== Supplied records ==

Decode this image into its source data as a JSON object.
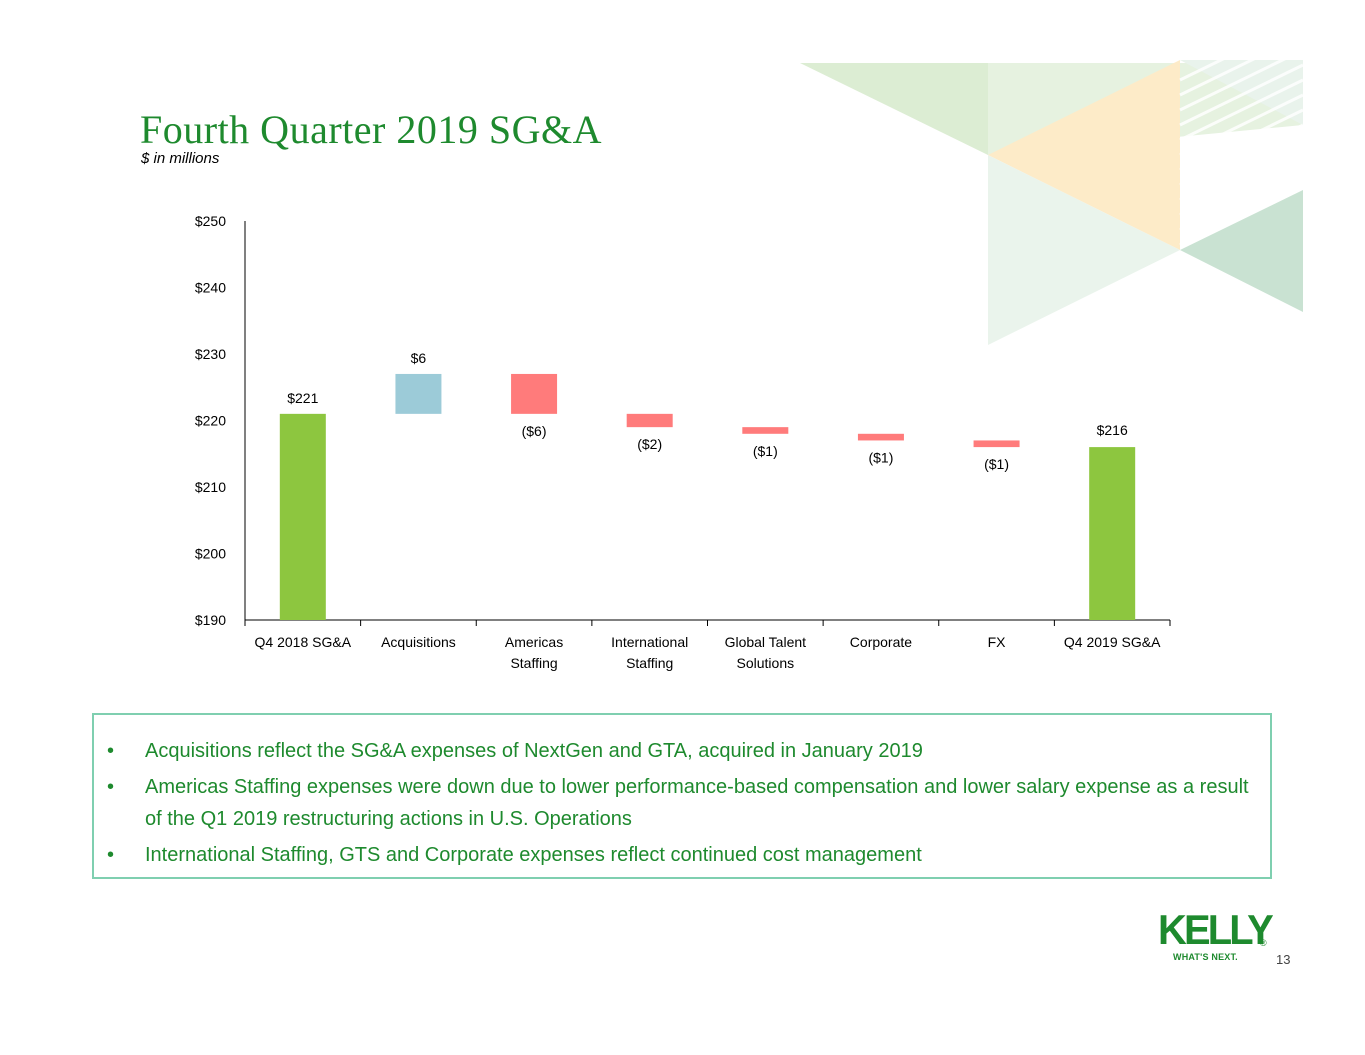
{
  "slide": {
    "title": "Fourth Quarter 2019 SG&A",
    "subtitle": "$ in millions",
    "page_number": "13"
  },
  "colors": {
    "title_green": "#1e8a2e",
    "total_bar": "#8dc63f",
    "increase_bar": "#9ccbd8",
    "decrease_bar": "#ff7b7b",
    "notes_border": "#7fcfb0"
  },
  "chart_data": {
    "type": "waterfall",
    "title": "",
    "xlabel": "",
    "ylabel": "",
    "ylim": [
      190,
      250
    ],
    "y_ticks": [
      190,
      200,
      210,
      220,
      230,
      240,
      250
    ],
    "y_tick_labels": [
      "$190",
      "$200",
      "$210",
      "$220",
      "$230",
      "$240",
      "$250"
    ],
    "categories": [
      [
        "Q4 2018 SG&A"
      ],
      [
        "Acquisitions"
      ],
      [
        "Americas",
        "Staffing"
      ],
      [
        "International",
        "Staffing"
      ],
      [
        "Global Talent",
        "Solutions"
      ],
      [
        "Corporate"
      ],
      [
        "FX"
      ],
      [
        "Q4 2019 SG&A"
      ]
    ],
    "bars": [
      {
        "kind": "total",
        "start": 190,
        "end": 221,
        "label": "$221"
      },
      {
        "kind": "increase",
        "start": 221,
        "end": 227,
        "label": "$6"
      },
      {
        "kind": "decrease",
        "start": 227,
        "end": 221,
        "label": "($6)"
      },
      {
        "kind": "decrease",
        "start": 221,
        "end": 219,
        "label": "($2)"
      },
      {
        "kind": "decrease",
        "start": 219,
        "end": 218,
        "label": "($1)"
      },
      {
        "kind": "decrease",
        "start": 218,
        "end": 217,
        "label": "($1)"
      },
      {
        "kind": "decrease",
        "start": 217,
        "end": 216,
        "label": "($1)"
      },
      {
        "kind": "total",
        "start": 190,
        "end": 216,
        "label": "$216"
      }
    ]
  },
  "notes": {
    "items": [
      {
        "bullet": "•",
        "text": "Acquisitions reflect the SG&A expenses of NextGen and GTA, acquired in January 2019"
      },
      {
        "bullet": "•",
        "text": "Americas Staffing expenses were down due to lower performance-based compensation and lower salary expense as a result of the Q1 2019 restructuring actions in U.S. Operations"
      },
      {
        "bullet": "•",
        "text": "International Staffing, GTS and Corporate expenses reflect continued cost management"
      }
    ]
  },
  "logo": {
    "brand": "KELLY",
    "registered": "®",
    "tagline": "WHAT'S NEXT."
  }
}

===

◆ **Description of the task**
Your task is to pick out every line with the string "expenses" and copy it.

◆ **Result of this task**
        "text": "Acquisitions reflect the SG&A expenses of NextGen and GTA, acquired in January 2019"
        "text": "Americas Staffing expenses were down due to lower performance-based compensation and lower salary expense as a result of the Q1 2019 restructuring actions in U.S. Operations"
        "text": "International Staffing, GTS and Corporate expenses reflect continued cost management"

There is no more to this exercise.